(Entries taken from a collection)

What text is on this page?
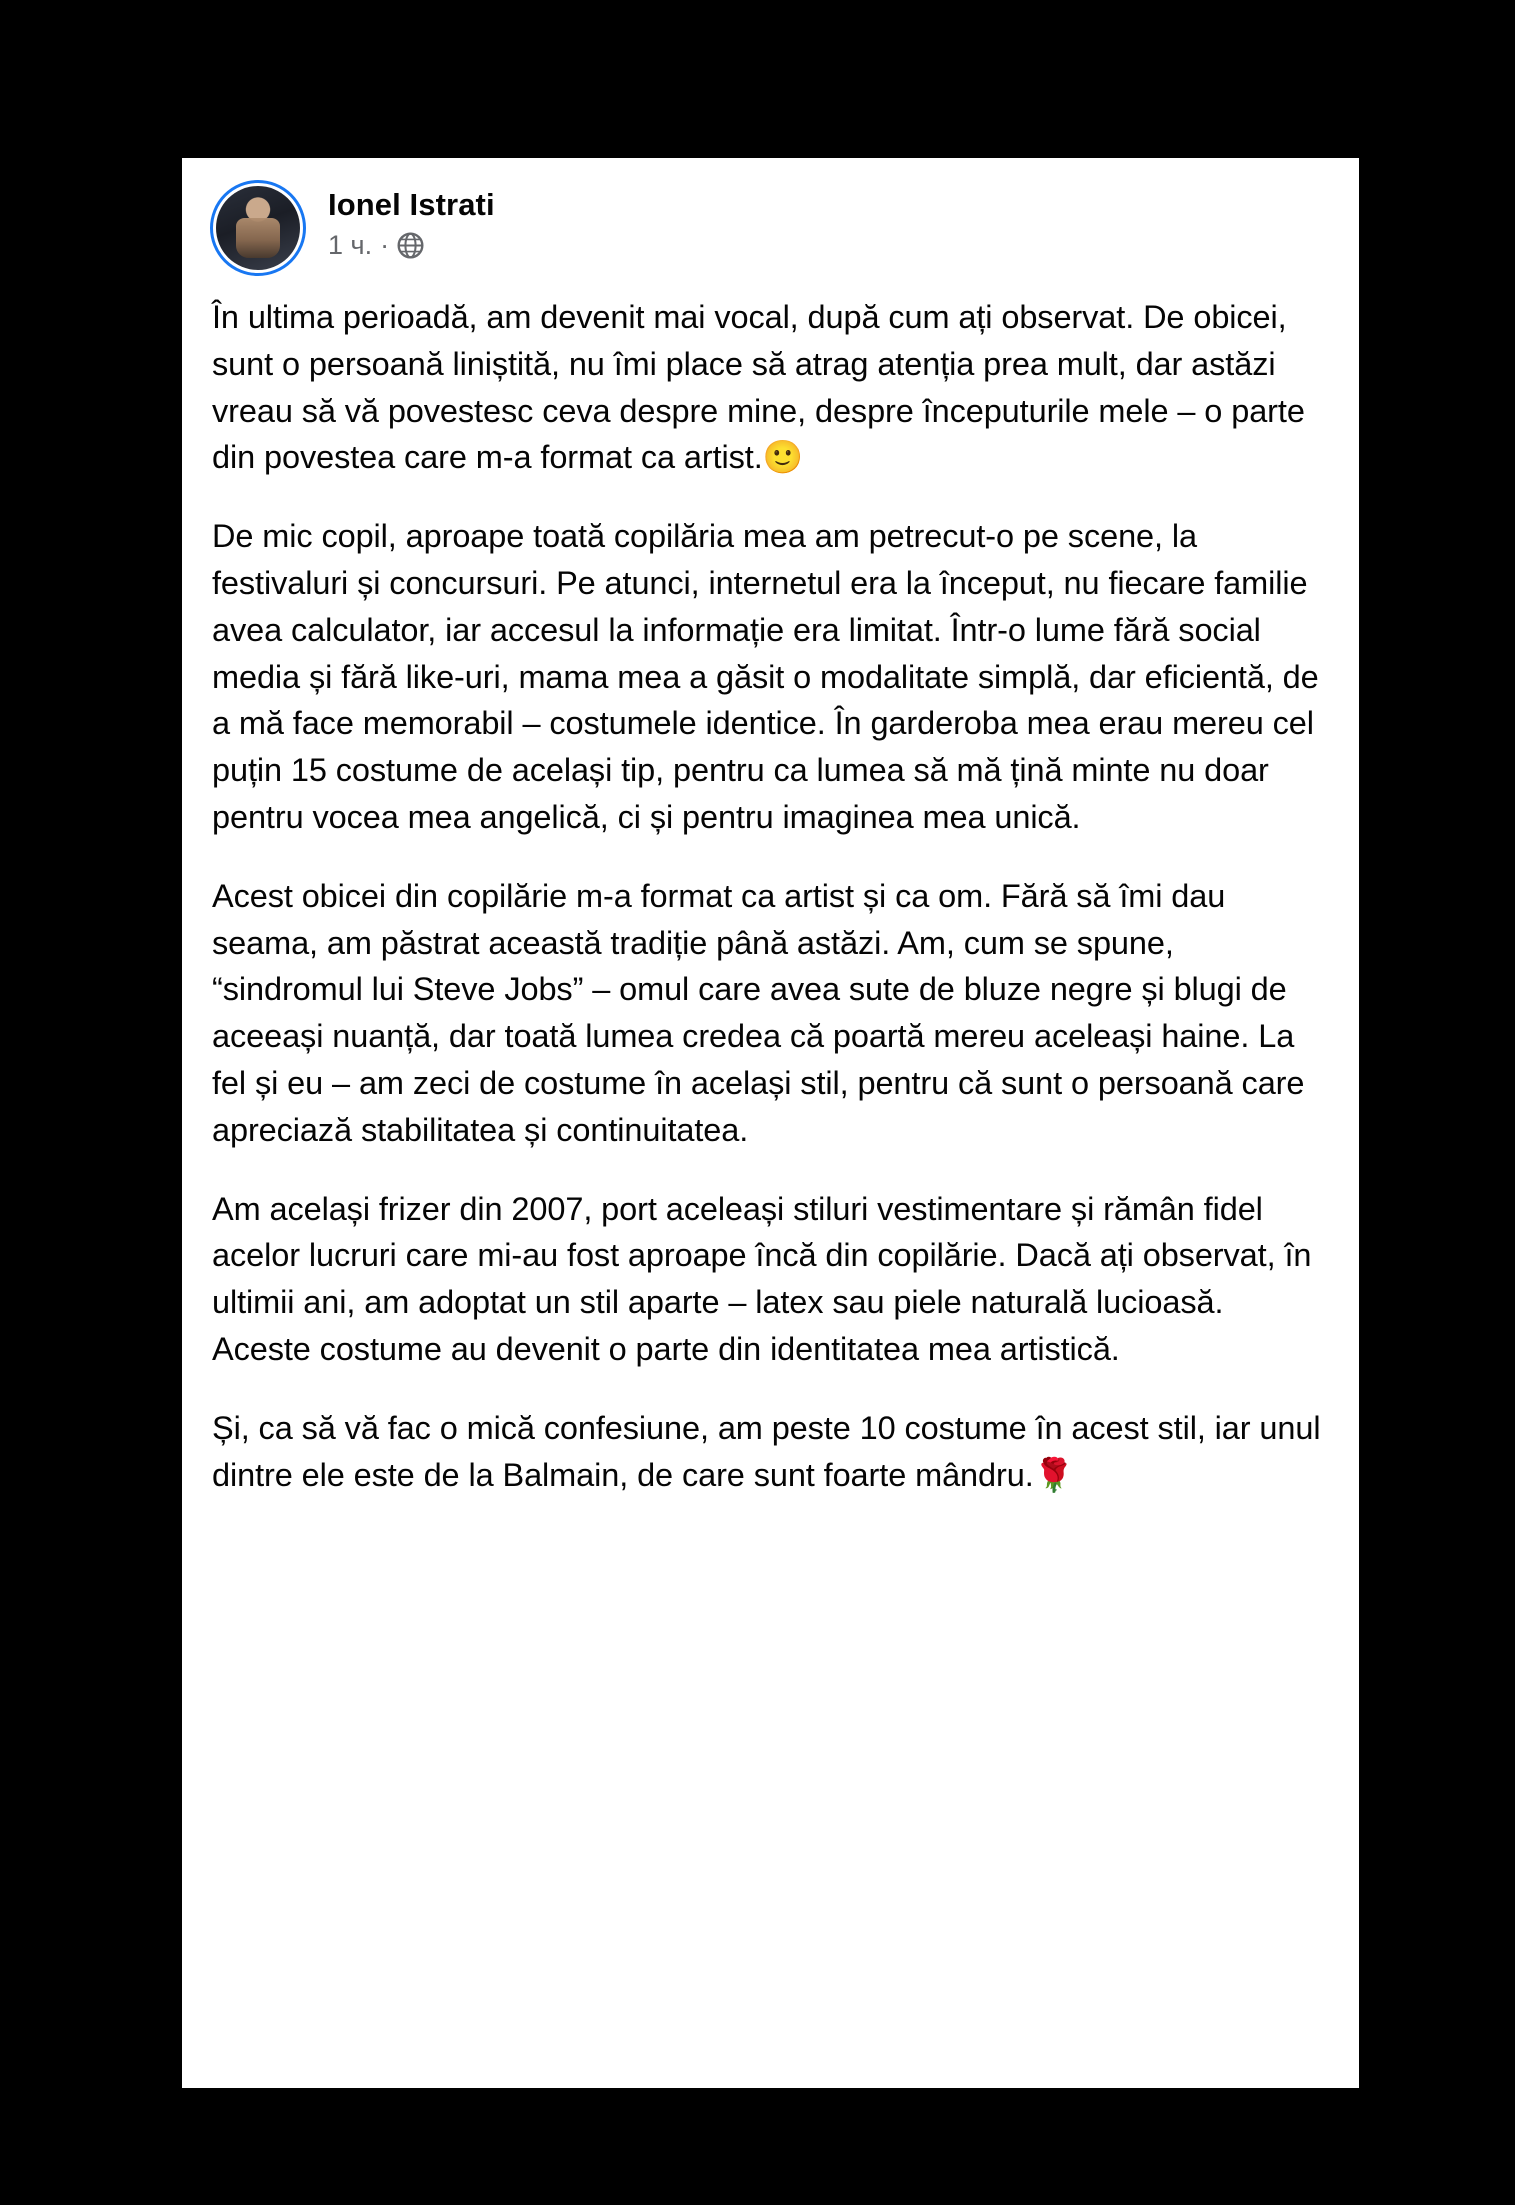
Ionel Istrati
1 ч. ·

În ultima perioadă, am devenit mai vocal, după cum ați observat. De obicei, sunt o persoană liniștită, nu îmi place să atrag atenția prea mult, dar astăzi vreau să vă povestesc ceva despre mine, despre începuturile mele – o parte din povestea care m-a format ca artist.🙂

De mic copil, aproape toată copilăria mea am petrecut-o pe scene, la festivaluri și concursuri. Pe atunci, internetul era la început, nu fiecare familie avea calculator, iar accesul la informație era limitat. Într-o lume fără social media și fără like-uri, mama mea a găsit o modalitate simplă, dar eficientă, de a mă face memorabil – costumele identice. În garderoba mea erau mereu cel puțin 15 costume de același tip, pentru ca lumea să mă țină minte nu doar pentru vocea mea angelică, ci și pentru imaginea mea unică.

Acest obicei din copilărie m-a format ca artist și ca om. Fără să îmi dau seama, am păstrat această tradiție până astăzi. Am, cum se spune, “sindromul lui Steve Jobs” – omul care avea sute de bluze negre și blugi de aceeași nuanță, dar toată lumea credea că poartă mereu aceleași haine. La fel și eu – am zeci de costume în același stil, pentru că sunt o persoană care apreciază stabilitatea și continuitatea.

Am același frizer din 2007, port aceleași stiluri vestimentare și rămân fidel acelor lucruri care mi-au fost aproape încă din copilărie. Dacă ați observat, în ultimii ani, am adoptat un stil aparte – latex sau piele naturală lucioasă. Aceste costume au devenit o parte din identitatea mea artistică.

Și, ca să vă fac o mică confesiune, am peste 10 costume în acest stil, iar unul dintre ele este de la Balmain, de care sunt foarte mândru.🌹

EXERCISE TASK
Reproduce the full material exactly, excluding the pictures.

RESULT OF THE TASK
What text is on this page?
Ionel Istrati
1 ч. ·

În ultima perioadă, am devenit mai vocal, după cum ați observat. De obicei, sunt o persoană liniștită, nu îmi place să atrag atenția prea mult, dar astăzi vreau să vă povestesc ceva despre mine, despre începuturile mele – o parte din povestea care m-a format ca artist.🙂

De mic copil, aproape toată copilăria mea am petrecut-o pe scene, la festivaluri și concursuri. Pe atunci, internetul era la început, nu fiecare familie avea calculator, iar accesul la informație era limitat. Într-o lume fără social media și fără like-uri, mama mea a găsit o modalitate simplă, dar eficientă, de a mă face memorabil – costumele identice. În garderoba mea erau mereu cel puțin 15 costume de același tip, pentru ca lumea să mă țină minte nu doar pentru vocea mea angelică, ci și pentru imaginea mea unică.

Acest obicei din copilărie m-a format ca artist și ca om. Fără să îmi dau seama, am păstrat această tradiție până astăzi. Am, cum se spune, “sindromul lui Steve Jobs” – omul care avea sute de bluze negre și blugi de aceeași nuanță, dar toată lumea credea că poartă mereu aceleași haine. La fel și eu – am zeci de costume în același stil, pentru că sunt o persoană care apreciază stabilitatea și continuitatea.

Am același frizer din 2007, port aceleași stiluri vestimentare și rămân fidel acelor lucruri care mi-au fost aproape încă din copilărie. Dacă ați observat, în ultimii ani, am adoptat un stil aparte – latex sau piele naturală lucioasă. Aceste costume au devenit o parte din identitatea mea artistică.

Și, ca să vă fac o mică confesiune, am peste 10 costume în acest stil, iar unul dintre ele este de la Balmain, de care sunt foarte mândru.🌹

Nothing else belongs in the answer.